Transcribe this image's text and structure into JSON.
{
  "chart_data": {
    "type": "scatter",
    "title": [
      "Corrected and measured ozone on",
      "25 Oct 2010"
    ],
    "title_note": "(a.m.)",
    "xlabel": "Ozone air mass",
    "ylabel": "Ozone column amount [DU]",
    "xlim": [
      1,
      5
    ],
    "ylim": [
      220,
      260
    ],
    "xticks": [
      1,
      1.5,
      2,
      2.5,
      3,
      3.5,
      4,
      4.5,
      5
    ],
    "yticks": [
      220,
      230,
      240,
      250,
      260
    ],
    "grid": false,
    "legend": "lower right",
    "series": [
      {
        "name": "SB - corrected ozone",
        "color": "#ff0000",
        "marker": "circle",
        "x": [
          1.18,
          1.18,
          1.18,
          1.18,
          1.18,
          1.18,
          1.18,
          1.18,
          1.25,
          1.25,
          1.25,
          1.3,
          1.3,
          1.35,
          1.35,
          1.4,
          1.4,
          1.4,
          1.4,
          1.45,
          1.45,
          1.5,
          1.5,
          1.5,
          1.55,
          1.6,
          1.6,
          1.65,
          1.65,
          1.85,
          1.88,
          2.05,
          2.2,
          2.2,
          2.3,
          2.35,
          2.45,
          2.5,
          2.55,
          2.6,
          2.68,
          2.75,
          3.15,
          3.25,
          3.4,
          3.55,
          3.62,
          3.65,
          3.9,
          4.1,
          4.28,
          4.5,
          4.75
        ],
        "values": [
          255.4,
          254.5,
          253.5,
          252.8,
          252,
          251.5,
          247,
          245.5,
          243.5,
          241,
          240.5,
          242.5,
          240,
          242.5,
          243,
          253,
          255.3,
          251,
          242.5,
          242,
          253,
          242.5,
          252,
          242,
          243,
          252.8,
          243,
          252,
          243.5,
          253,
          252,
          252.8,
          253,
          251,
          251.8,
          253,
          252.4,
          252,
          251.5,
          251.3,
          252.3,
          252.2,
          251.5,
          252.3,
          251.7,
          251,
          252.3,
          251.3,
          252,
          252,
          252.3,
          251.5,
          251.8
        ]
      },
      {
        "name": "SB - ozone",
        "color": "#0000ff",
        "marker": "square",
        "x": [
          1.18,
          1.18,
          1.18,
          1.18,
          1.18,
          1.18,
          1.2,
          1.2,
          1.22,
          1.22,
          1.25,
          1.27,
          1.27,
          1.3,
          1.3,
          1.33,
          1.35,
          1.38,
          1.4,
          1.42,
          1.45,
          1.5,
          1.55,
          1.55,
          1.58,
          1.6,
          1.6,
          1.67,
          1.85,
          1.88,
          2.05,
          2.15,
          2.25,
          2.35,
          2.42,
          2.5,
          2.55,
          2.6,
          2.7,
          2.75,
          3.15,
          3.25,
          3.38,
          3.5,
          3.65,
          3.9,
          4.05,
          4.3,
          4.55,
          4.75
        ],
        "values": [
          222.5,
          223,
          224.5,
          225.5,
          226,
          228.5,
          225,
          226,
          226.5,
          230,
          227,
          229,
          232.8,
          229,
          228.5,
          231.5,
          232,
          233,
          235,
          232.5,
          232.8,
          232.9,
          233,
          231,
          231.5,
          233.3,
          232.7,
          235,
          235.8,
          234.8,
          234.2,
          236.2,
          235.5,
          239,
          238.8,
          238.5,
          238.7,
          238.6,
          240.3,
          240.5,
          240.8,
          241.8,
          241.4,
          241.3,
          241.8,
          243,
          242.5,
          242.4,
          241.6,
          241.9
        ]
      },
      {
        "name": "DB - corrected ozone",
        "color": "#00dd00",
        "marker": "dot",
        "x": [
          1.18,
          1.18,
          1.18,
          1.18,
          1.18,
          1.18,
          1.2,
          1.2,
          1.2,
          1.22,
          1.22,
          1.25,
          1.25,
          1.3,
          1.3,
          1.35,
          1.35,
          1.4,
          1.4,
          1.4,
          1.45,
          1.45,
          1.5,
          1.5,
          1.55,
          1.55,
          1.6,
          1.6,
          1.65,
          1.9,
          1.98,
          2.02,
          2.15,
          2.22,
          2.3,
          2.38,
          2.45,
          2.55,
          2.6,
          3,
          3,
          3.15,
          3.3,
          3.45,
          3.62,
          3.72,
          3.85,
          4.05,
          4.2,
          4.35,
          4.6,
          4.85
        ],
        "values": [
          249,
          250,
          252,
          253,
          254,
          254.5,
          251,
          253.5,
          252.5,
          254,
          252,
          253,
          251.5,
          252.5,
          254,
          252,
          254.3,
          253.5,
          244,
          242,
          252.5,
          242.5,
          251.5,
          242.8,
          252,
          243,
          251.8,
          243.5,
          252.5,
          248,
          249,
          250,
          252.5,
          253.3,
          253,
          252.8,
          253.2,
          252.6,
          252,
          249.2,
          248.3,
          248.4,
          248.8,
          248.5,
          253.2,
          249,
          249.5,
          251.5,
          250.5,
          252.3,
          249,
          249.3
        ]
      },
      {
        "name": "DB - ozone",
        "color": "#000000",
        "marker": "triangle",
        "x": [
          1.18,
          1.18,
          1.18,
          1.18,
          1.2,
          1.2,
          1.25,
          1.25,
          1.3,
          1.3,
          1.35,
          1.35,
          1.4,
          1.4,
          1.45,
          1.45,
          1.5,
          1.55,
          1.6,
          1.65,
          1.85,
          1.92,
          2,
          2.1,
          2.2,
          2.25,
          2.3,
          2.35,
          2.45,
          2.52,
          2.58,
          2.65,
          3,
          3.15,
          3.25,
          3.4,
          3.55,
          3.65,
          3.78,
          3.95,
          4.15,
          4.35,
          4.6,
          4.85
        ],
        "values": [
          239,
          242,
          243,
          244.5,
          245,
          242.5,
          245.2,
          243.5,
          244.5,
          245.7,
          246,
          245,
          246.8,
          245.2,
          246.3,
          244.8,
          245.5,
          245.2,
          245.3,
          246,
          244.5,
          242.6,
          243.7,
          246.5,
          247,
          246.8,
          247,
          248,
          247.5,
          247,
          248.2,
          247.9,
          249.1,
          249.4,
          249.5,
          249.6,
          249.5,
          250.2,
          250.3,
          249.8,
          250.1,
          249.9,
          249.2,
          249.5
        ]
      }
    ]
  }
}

--------

Copy out every line from the data above that has "name" in it.

Response:
        "name": "SB - corrected ozone",
        "name": "SB - ozone",
        "name": "DB - corrected ozone",
        "name": "DB - ozone",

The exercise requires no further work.